_TASK_.
Copy out each line of the data that holds the word "abundance".

_THE INPUT_.
..............................

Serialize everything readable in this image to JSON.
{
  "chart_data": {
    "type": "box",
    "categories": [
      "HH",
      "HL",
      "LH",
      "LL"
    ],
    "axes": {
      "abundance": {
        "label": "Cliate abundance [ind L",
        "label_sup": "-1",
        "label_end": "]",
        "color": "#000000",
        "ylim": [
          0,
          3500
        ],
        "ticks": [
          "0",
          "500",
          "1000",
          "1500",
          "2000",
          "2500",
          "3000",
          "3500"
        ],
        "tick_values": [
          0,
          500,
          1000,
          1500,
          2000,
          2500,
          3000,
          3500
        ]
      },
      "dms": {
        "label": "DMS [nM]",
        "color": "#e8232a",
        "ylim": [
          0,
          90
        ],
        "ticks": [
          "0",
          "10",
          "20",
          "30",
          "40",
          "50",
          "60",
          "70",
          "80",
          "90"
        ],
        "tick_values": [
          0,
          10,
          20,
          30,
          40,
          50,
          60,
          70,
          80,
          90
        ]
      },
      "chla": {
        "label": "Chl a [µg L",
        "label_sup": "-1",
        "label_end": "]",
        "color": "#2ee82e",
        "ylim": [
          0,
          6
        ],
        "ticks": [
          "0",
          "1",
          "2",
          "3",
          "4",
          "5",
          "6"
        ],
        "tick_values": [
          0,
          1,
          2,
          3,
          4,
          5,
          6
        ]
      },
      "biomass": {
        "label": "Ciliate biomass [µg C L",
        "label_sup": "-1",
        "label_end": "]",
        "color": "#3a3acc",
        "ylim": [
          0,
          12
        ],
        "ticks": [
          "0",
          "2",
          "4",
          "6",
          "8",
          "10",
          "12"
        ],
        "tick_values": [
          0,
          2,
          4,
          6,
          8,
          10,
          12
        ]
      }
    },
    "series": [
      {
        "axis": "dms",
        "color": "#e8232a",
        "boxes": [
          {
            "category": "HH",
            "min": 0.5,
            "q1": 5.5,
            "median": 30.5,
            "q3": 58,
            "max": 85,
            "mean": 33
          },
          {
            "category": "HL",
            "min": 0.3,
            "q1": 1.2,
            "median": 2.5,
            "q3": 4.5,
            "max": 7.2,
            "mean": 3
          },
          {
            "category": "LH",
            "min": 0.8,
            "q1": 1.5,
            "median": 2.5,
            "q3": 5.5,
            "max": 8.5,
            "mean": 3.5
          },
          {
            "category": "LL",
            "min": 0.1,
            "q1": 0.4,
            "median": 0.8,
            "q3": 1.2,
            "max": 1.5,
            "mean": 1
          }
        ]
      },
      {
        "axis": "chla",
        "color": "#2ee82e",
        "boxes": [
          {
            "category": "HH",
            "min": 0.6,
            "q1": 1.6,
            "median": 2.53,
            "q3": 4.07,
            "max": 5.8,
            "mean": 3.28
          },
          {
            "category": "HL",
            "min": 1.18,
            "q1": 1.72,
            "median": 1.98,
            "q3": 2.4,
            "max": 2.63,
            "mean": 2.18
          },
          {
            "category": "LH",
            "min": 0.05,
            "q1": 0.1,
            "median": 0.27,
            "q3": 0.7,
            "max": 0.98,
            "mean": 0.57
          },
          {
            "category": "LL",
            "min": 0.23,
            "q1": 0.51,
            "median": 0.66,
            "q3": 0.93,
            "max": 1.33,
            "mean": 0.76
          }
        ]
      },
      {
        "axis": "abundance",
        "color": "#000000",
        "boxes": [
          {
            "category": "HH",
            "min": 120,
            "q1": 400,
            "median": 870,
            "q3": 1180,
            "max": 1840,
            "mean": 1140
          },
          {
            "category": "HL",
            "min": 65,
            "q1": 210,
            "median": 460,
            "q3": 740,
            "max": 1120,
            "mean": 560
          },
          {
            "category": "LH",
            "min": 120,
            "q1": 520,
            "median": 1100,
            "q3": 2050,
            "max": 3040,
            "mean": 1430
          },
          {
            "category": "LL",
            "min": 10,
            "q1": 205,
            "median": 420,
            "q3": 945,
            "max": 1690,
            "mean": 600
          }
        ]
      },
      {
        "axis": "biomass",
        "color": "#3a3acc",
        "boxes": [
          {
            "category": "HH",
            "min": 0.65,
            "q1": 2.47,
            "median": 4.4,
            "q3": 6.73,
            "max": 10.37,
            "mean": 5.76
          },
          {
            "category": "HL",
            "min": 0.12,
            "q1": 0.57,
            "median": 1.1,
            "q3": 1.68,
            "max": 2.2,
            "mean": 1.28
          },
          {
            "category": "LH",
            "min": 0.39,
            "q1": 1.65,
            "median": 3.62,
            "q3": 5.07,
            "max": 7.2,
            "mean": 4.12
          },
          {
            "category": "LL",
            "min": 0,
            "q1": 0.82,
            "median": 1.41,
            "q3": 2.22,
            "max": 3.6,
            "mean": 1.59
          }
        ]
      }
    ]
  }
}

..............................

_EXERCISE OUTPUT_.
      "abundance": {
        "label": "Cliate abundance [ind L",
        "axis": "abundance",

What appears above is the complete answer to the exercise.